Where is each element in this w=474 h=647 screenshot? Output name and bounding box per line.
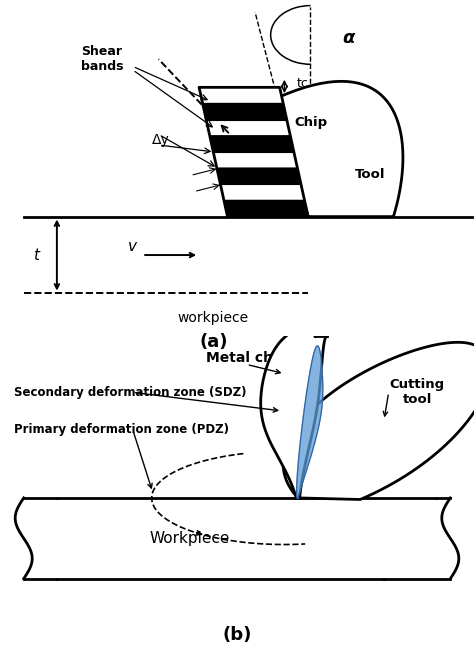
Polygon shape	[283, 342, 474, 499]
Text: v: v	[128, 239, 137, 254]
Text: Primary deformation zone (PDZ): Primary deformation zone (PDZ)	[14, 423, 229, 436]
Polygon shape	[277, 82, 403, 217]
Text: Secondary deformation zone (SDZ): Secondary deformation zone (SDZ)	[14, 386, 247, 399]
Polygon shape	[297, 346, 323, 499]
Polygon shape	[217, 168, 301, 184]
Text: workpiece: workpiece	[178, 311, 249, 325]
Text: Cutting
tool: Cutting tool	[390, 378, 445, 406]
Text: t: t	[33, 248, 38, 263]
Polygon shape	[224, 201, 308, 217]
Polygon shape	[203, 104, 287, 120]
Text: Δy: Δy	[152, 133, 170, 147]
Polygon shape	[15, 498, 459, 578]
Text: Chip: Chip	[294, 116, 327, 129]
Polygon shape	[210, 136, 294, 152]
Text: (b): (b)	[222, 626, 252, 644]
Text: Metal chip: Metal chip	[206, 351, 287, 365]
Text: α: α	[342, 29, 355, 47]
Polygon shape	[199, 87, 308, 217]
Text: Workpiece: Workpiece	[149, 531, 230, 546]
Polygon shape	[261, 327, 327, 498]
Text: (a): (a)	[199, 333, 228, 351]
Text: tc: tc	[296, 78, 308, 91]
Text: Shear
bands: Shear bands	[81, 45, 123, 73]
Text: Tool: Tool	[355, 168, 385, 181]
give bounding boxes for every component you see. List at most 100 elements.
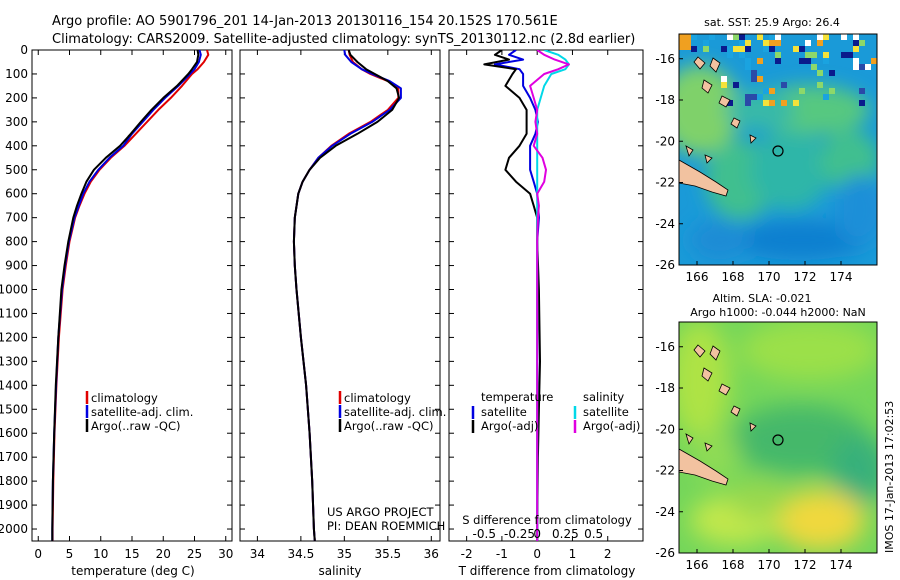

= = = = = = =

Task goal:
Copy out the lines in the items above, everything from the line containing "342, 474, 499]" down to the line containing "78, 308, 91]", with both of those lines included, reproducing each character as it appears.

Task response:
Polygon shape	[283, 342, 474, 499]
Text: v: v	[128, 239, 137, 254]
Text: Primary deformation zone (PDZ): Primary deformation zone (PDZ)	[14, 423, 229, 436]
Polygon shape	[277, 82, 403, 217]
Text: Secondary deformation zone (SDZ): Secondary deformation zone (SDZ)	[14, 386, 247, 399]
Polygon shape	[297, 346, 323, 499]
Polygon shape	[217, 168, 301, 184]
Text: workpiece: workpiece	[178, 311, 249, 325]
Text: Cutting
tool: Cutting tool	[390, 378, 445, 406]
Text: t: t	[33, 248, 38, 263]
Polygon shape	[224, 201, 308, 217]
Polygon shape	[203, 104, 287, 120]
Text: Δy: Δy	[152, 133, 170, 147]
Polygon shape	[15, 498, 459, 578]
Text: Chip: Chip	[294, 116, 327, 129]
Polygon shape	[210, 136, 294, 152]
Text: (b): (b)	[222, 626, 252, 644]
Text: Metal chip: Metal chip	[206, 351, 287, 365]
Text: α: α	[342, 29, 355, 47]
Polygon shape	[199, 87, 308, 217]
Text: Workpiece: Workpiece	[149, 531, 230, 546]
Polygon shape	[261, 327, 327, 498]
Text: (a): (a)	[199, 333, 228, 351]
Text: tc: tc	[296, 78, 308, 91]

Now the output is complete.